**DIRECTIVE:** Repeat each entry exactly and drop the pictures.

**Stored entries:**
◇ ◇ ◇ ◇ ◇ ◇ ◇
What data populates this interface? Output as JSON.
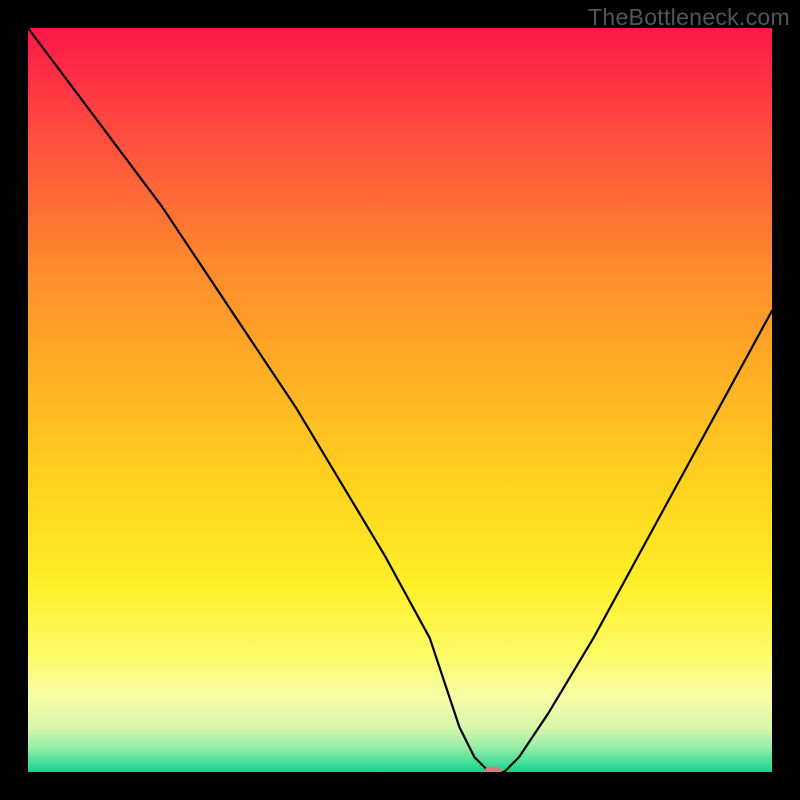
{
  "watermark": "TheBottleneck.com",
  "chart_data": {
    "type": "line",
    "title": "",
    "xlabel": "",
    "ylabel": "",
    "xlim": [
      0,
      100
    ],
    "ylim": [
      0,
      100
    ],
    "grid": false,
    "legend": false,
    "series": [
      {
        "name": "curve",
        "x": [
          0,
          6,
          12,
          18,
          24,
          30,
          36,
          42,
          48,
          54,
          56,
          58,
          60,
          62,
          64,
          66,
          70,
          76,
          82,
          88,
          94,
          100
        ],
        "values": [
          100,
          92,
          84,
          76,
          67,
          58,
          49,
          39,
          29,
          18,
          12,
          6,
          2,
          0,
          0,
          2,
          8,
          18,
          29,
          40,
          51,
          62
        ]
      }
    ],
    "marker": {
      "x": 62.5,
      "y": 0,
      "width": 2.4,
      "height": 1.4
    },
    "gradient_stops": [
      {
        "offset": 0.0,
        "color": "#ff1744"
      },
      {
        "offset": 0.05,
        "color": "#ff2a47"
      },
      {
        "offset": 0.18,
        "color": "#ff5a3c"
      },
      {
        "offset": 0.32,
        "color": "#ff8a2e"
      },
      {
        "offset": 0.48,
        "color": "#ffb224"
      },
      {
        "offset": 0.62,
        "color": "#ffd41f"
      },
      {
        "offset": 0.75,
        "color": "#ffef2a"
      },
      {
        "offset": 0.84,
        "color": "#fdfb65"
      },
      {
        "offset": 0.9,
        "color": "#f7fca6"
      },
      {
        "offset": 0.94,
        "color": "#d8f6aa"
      },
      {
        "offset": 0.965,
        "color": "#9ceea9"
      },
      {
        "offset": 0.985,
        "color": "#4fe29a"
      },
      {
        "offset": 1.0,
        "color": "#12d38c"
      }
    ]
  }
}
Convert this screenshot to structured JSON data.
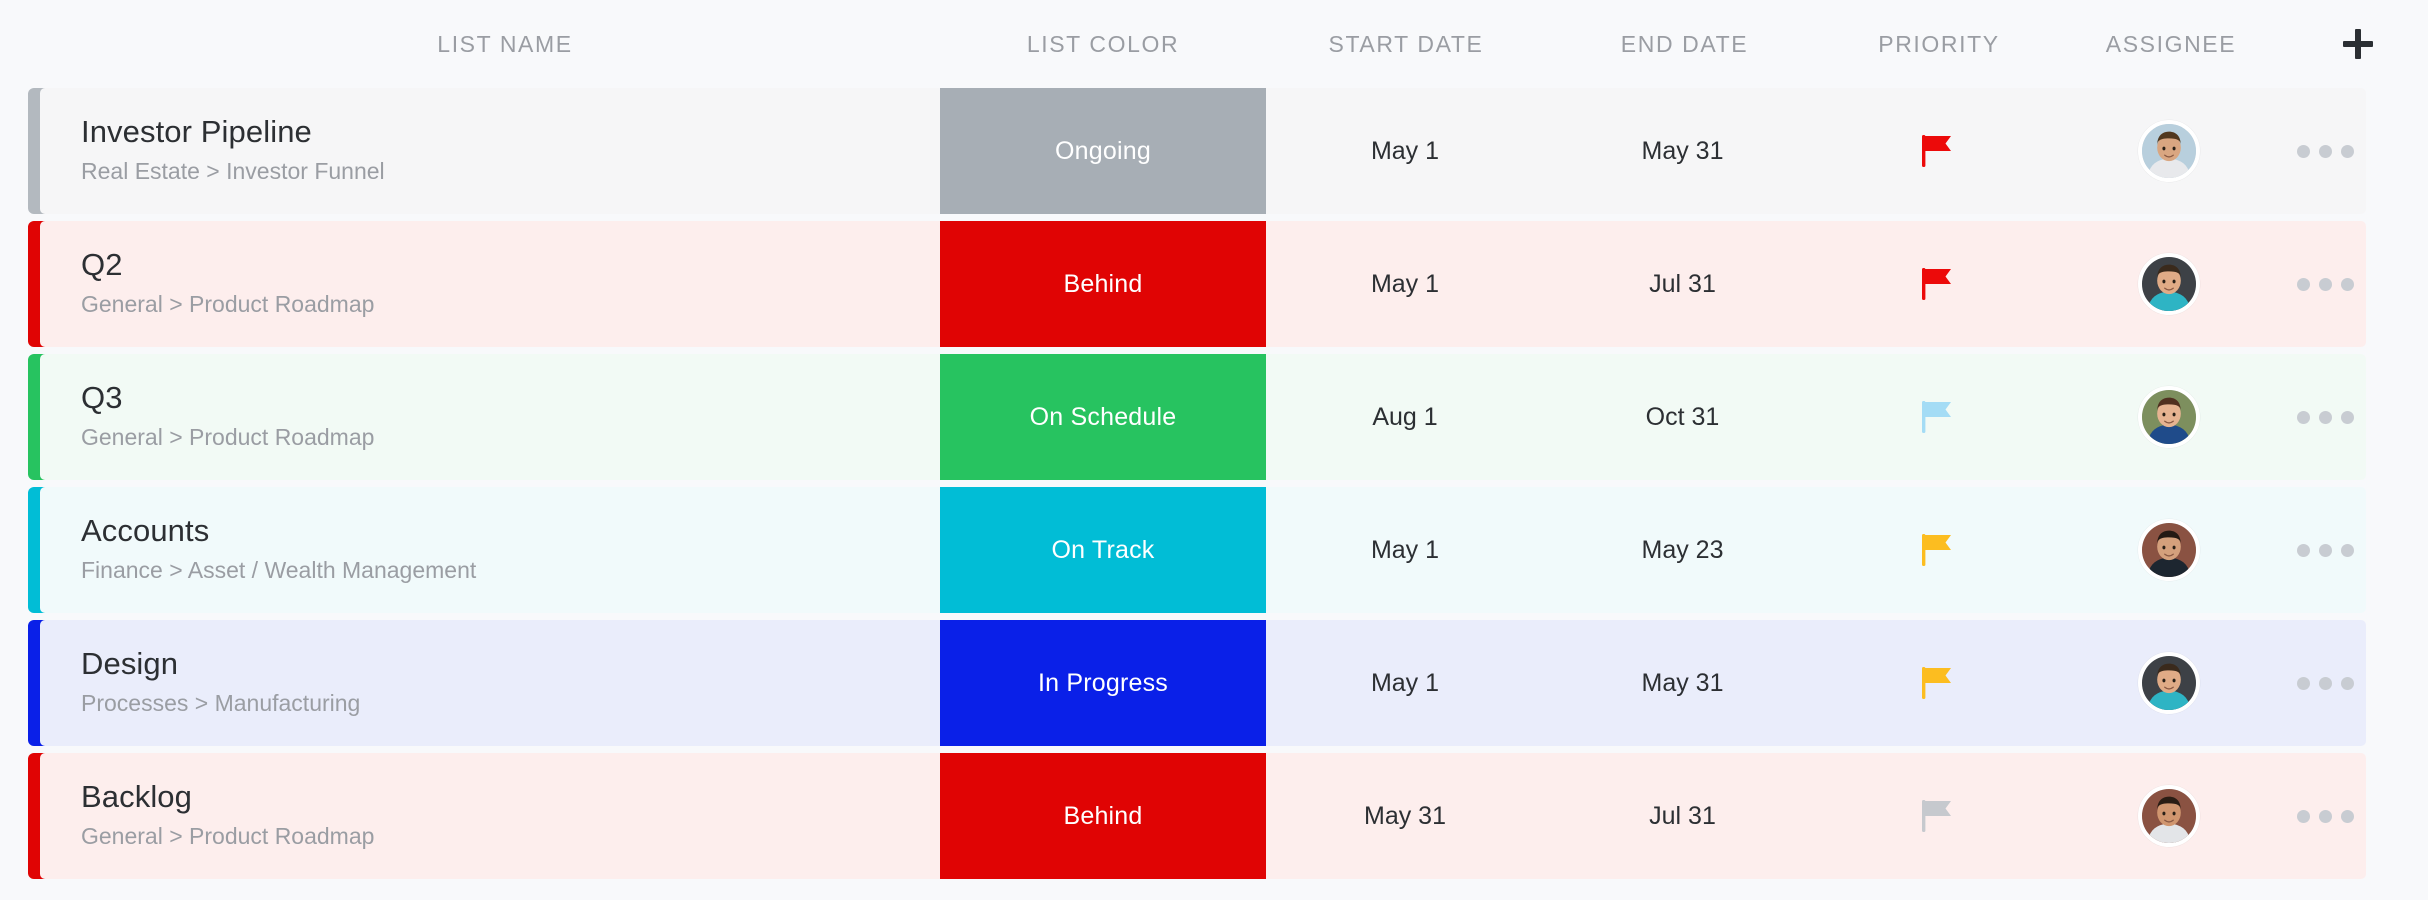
{
  "header": {
    "columns": [
      {
        "key": "list_name",
        "label": "LIST NAME"
      },
      {
        "key": "list_color",
        "label": "LIST COLOR"
      },
      {
        "key": "start_date",
        "label": "START DATE"
      },
      {
        "key": "end_date",
        "label": "END DATE"
      },
      {
        "key": "priority",
        "label": "PRIORITY"
      },
      {
        "key": "assignee",
        "label": "ASSIGNEE"
      }
    ],
    "add_column_icon": "plus-icon"
  },
  "rows": [
    {
      "name": "Investor Pipeline",
      "path": "Real Estate > Investor Funnel",
      "status_label": "Ongoing",
      "status_color": "#a7aeb5",
      "row_bg": "#f6f6f7",
      "accent_color": "#b3b9bf",
      "start_date": "May 1",
      "end_date": "May 31",
      "priority_flag_color": "#ec0a0a",
      "priority_level": "urgent",
      "assignee_name": "assignee-avatar"
    },
    {
      "name": "Q2",
      "path": "General > Product Roadmap",
      "status_label": "Behind",
      "status_color": "#e00404",
      "row_bg": "#fdeeed",
      "accent_color": "#e00404",
      "start_date": "May 1",
      "end_date": "Jul 31",
      "priority_flag_color": "#ec0a0a",
      "priority_level": "urgent",
      "assignee_name": "assignee-avatar"
    },
    {
      "name": "Q3",
      "path": "General > Product Roadmap",
      "status_label": "On Schedule",
      "status_color": "#27c360",
      "row_bg": "#f2faf5",
      "accent_color": "#27c360",
      "start_date": "Aug 1",
      "end_date": "Oct 31",
      "priority_flag_color": "#a4dcf5",
      "priority_level": "low",
      "assignee_name": "assignee-avatar"
    },
    {
      "name": "Accounts",
      "path": "Finance > Asset / Wealth Management",
      "status_label": "On Track",
      "status_color": "#01bdd6",
      "row_bg": "#f1fafb",
      "accent_color": "#01bdd6",
      "start_date": "May 1",
      "end_date": "May 23",
      "priority_flag_color": "#fcbd20",
      "priority_level": "high",
      "assignee_name": "assignee-avatar"
    },
    {
      "name": "Design",
      "path": "Processes > Manufacturing",
      "status_label": "In Progress",
      "status_color": "#0a20e8",
      "row_bg": "#eaedfb",
      "accent_color": "#0a20e8",
      "start_date": "May 1",
      "end_date": "May 31",
      "priority_flag_color": "#fcbd20",
      "priority_level": "high",
      "assignee_name": "assignee-avatar"
    },
    {
      "name": "Backlog",
      "path": "General > Product Roadmap",
      "status_label": "Behind",
      "status_color": "#e00404",
      "row_bg": "#fdeeed",
      "accent_color": "#e00404",
      "start_date": "May 31",
      "end_date": "Jul 31",
      "priority_flag_color": "#c6c9ce",
      "priority_level": "none",
      "assignee_name": "assignee-avatar"
    }
  ],
  "row_actions": {
    "more_icon": "ellipsis-icon"
  },
  "palette": {
    "page_bg": "#f8f9fb",
    "header_text": "#9a9da3",
    "body_text": "#2c2f33",
    "muted_text": "#9a9da3"
  }
}
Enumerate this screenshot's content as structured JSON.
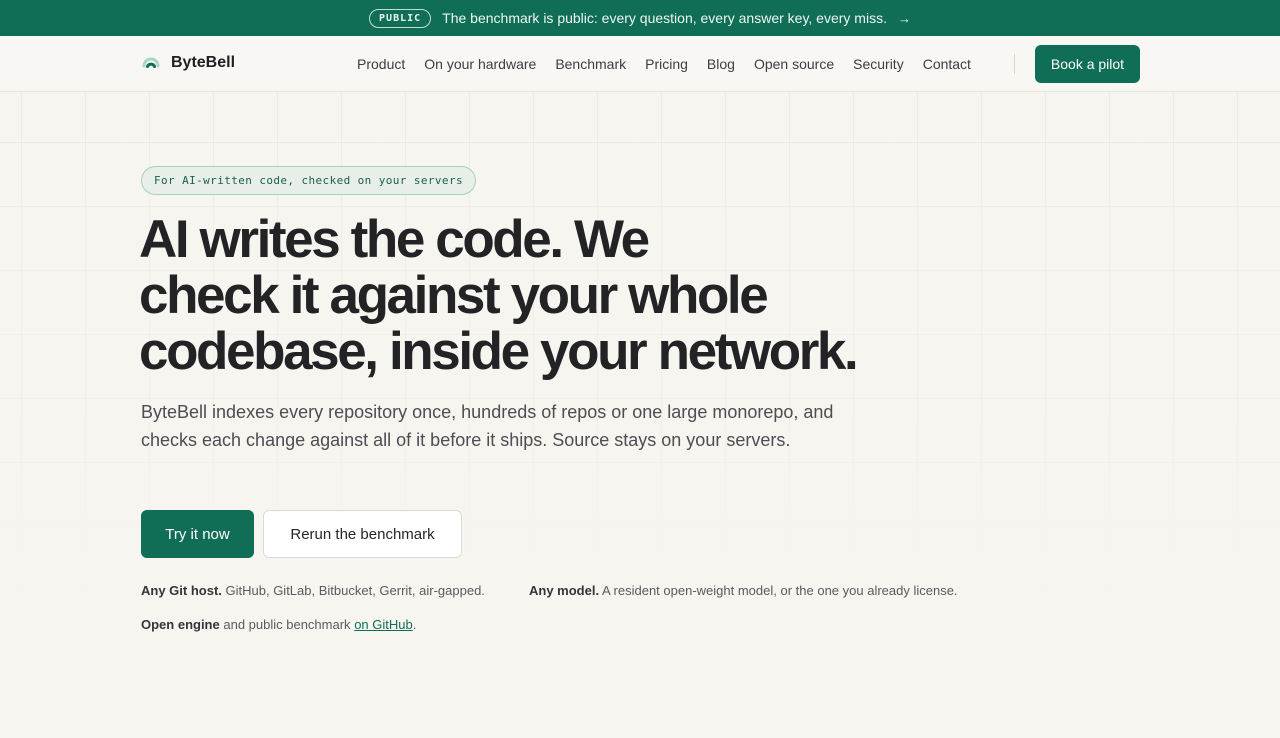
{
  "announcement": {
    "badge": "PUBLIC",
    "text": "The benchmark is public: every question, every answer key, every miss.",
    "arrow": "→"
  },
  "brand": {
    "name": "ByteBell",
    "logo_icon": "bytebell-logo-icon"
  },
  "nav": {
    "links": [
      "Product",
      "On your hardware",
      "Benchmark",
      "Pricing",
      "Blog",
      "Open source",
      "Security",
      "Contact"
    ],
    "cta": "Book a pilot"
  },
  "hero": {
    "eyebrow": "For AI-written code, checked on your servers",
    "headline_lines": [
      "AI writes the code. We",
      "check it against your whole",
      "codebase, inside your network."
    ],
    "lead": "ByteBell indexes every repository once, hundreds of repos or one large monorepo, and checks each change against all of it before it ships. Source stays on your servers.",
    "primary_cta": "Try it now",
    "secondary_cta": "Rerun the benchmark",
    "features": [
      {
        "title": "Any Git host.",
        "text": "GitHub, GitLab, Bitbucket, Gerrit, air-gapped."
      },
      {
        "title": "Any model.",
        "text": "A resident open-weight model, or the one you already license."
      },
      {
        "title": "Open engine",
        "text": "and public benchmark",
        "link": "on GitHub",
        "suffix": "."
      }
    ]
  },
  "colors": {
    "brand_green": "#0f6e55",
    "page_background": "#f6f5f0",
    "text_dark": "#232326"
  }
}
◇ ◇ ◇ ◇ ◇ ◇ ◇
**SOLUTION FOR THIS TASK:**
What data populates this interface? Output as JSON.
{
  "watermark": "TheBottleneck.com",
  "chart_data": {
    "type": "line",
    "title": "",
    "xlabel": "",
    "ylabel": "",
    "xlim": [
      0,
      100
    ],
    "ylim": [
      0,
      100
    ],
    "grid": false,
    "legend": false,
    "series": [
      {
        "name": "curve",
        "x": [
          0,
          6,
          12,
          18,
          24,
          30,
          36,
          42,
          48,
          54,
          56,
          58,
          60,
          62,
          64,
          66,
          70,
          76,
          82,
          88,
          94,
          100
        ],
        "values": [
          100,
          92,
          84,
          76,
          67,
          58,
          49,
          39,
          29,
          18,
          12,
          6,
          2,
          0,
          0,
          2,
          8,
          18,
          29,
          40,
          51,
          62
        ]
      }
    ],
    "marker": {
      "x": 62.5,
      "y": 0,
      "width": 2.4,
      "height": 1.4
    },
    "gradient_stops": [
      {
        "offset": 0.0,
        "color": "#ff1744"
      },
      {
        "offset": 0.05,
        "color": "#ff2a47"
      },
      {
        "offset": 0.18,
        "color": "#ff5a3c"
      },
      {
        "offset": 0.32,
        "color": "#ff8a2e"
      },
      {
        "offset": 0.48,
        "color": "#ffb224"
      },
      {
        "offset": 0.62,
        "color": "#ffd41f"
      },
      {
        "offset": 0.75,
        "color": "#ffef2a"
      },
      {
        "offset": 0.84,
        "color": "#fdfb65"
      },
      {
        "offset": 0.9,
        "color": "#f7fca6"
      },
      {
        "offset": 0.94,
        "color": "#d8f6aa"
      },
      {
        "offset": 0.965,
        "color": "#9ceea9"
      },
      {
        "offset": 0.985,
        "color": "#4fe29a"
      },
      {
        "offset": 1.0,
        "color": "#12d38c"
      }
    ]
  }
}
Convert this screenshot to structured JSON data.
{
  "header": {
    "columns": [
      {
        "key": "list_name",
        "label": "LIST NAME"
      },
      {
        "key": "list_color",
        "label": "LIST COLOR"
      },
      {
        "key": "start_date",
        "label": "START DATE"
      },
      {
        "key": "end_date",
        "label": "END DATE"
      },
      {
        "key": "priority",
        "label": "PRIORITY"
      },
      {
        "key": "assignee",
        "label": "ASSIGNEE"
      }
    ],
    "add_column_icon": "plus-icon"
  },
  "rows": [
    {
      "name": "Investor Pipeline",
      "path": "Real Estate > Investor Funnel",
      "status_label": "Ongoing",
      "status_color": "#a7aeb5",
      "row_bg": "#f6f6f7",
      "accent_color": "#b3b9bf",
      "start_date": "May 1",
      "end_date": "May 31",
      "priority_flag_color": "#ec0a0a",
      "priority_level": "urgent",
      "assignee_name": "assignee-avatar"
    },
    {
      "name": "Q2",
      "path": "General > Product Roadmap",
      "status_label": "Behind",
      "status_color": "#e00404",
      "row_bg": "#fdeeed",
      "accent_color": "#e00404",
      "start_date": "May 1",
      "end_date": "Jul 31",
      "priority_flag_color": "#ec0a0a",
      "priority_level": "urgent",
      "assignee_name": "assignee-avatar"
    },
    {
      "name": "Q3",
      "path": "General > Product Roadmap",
      "status_label": "On Schedule",
      "status_color": "#27c360",
      "row_bg": "#f2faf5",
      "accent_color": "#27c360",
      "start_date": "Aug 1",
      "end_date": "Oct 31",
      "priority_flag_color": "#a4dcf5",
      "priority_level": "low",
      "assignee_name": "assignee-avatar"
    },
    {
      "name": "Accounts",
      "path": "Finance > Asset / Wealth Management",
      "status_label": "On Track",
      "status_color": "#01bdd6",
      "row_bg": "#f1fafb",
      "accent_color": "#01bdd6",
      "start_date": "May 1",
      "end_date": "May 23",
      "priority_flag_color": "#fcbd20",
      "priority_level": "high",
      "assignee_name": "assignee-avatar"
    },
    {
      "name": "Design",
      "path": "Processes > Manufacturing",
      "status_label": "In Progress",
      "status_color": "#0a20e8",
      "row_bg": "#eaedfb",
      "accent_color": "#0a20e8",
      "start_date": "May 1",
      "end_date": "May 31",
      "priority_flag_color": "#fcbd20",
      "priority_level": "high",
      "assignee_name": "assignee-avatar"
    },
    {
      "name": "Backlog",
      "path": "General > Product Roadmap",
      "status_label": "Behind",
      "status_color": "#e00404",
      "row_bg": "#fdeeed",
      "accent_color": "#e00404",
      "start_date": "May 31",
      "end_date": "Jul 31",
      "priority_flag_color": "#c6c9ce",
      "priority_level": "none",
      "assignee_name": "assignee-avatar"
    }
  ],
  "row_actions": {
    "more_icon": "ellipsis-icon"
  },
  "palette": {
    "page_bg": "#f8f9fb",
    "header_text": "#9a9da3",
    "body_text": "#2c2f33",
    "muted_text": "#9a9da3"
  }
}
Enumerate this screenshot's content as structured JSON.
{
  "announcement": {
    "badge": "PUBLIC",
    "text": "The benchmark is public: every question, every answer key, every miss.",
    "arrow": "→"
  },
  "brand": {
    "name": "ByteBell",
    "logo_icon": "bytebell-logo-icon"
  },
  "nav": {
    "links": [
      "Product",
      "On your hardware",
      "Benchmark",
      "Pricing",
      "Blog",
      "Open source",
      "Security",
      "Contact"
    ],
    "cta": "Book a pilot"
  },
  "hero": {
    "eyebrow": "For AI-written code, checked on your servers",
    "headline_lines": [
      "AI writes the code. We",
      "check it against your whole",
      "codebase, inside your network."
    ],
    "lead": "ByteBell indexes every repository once, hundreds of repos or one large monorepo, and checks each change against all of it before it ships. Source stays on your servers.",
    "primary_cta": "Try it now",
    "secondary_cta": "Rerun the benchmark",
    "features": [
      {
        "title": "Any Git host.",
        "text": "GitHub, GitLab, Bitbucket, Gerrit, air-gapped."
      },
      {
        "title": "Any model.",
        "text": "A resident open-weight model, or the one you already license."
      },
      {
        "title": "Open engine",
        "text": "and public benchmark",
        "link": "on GitHub",
        "suffix": "."
      }
    ]
  },
  "colors": {
    "brand_green": "#0f6e55",
    "page_background": "#f6f5f0",
    "text_dark": "#232326"
  }
}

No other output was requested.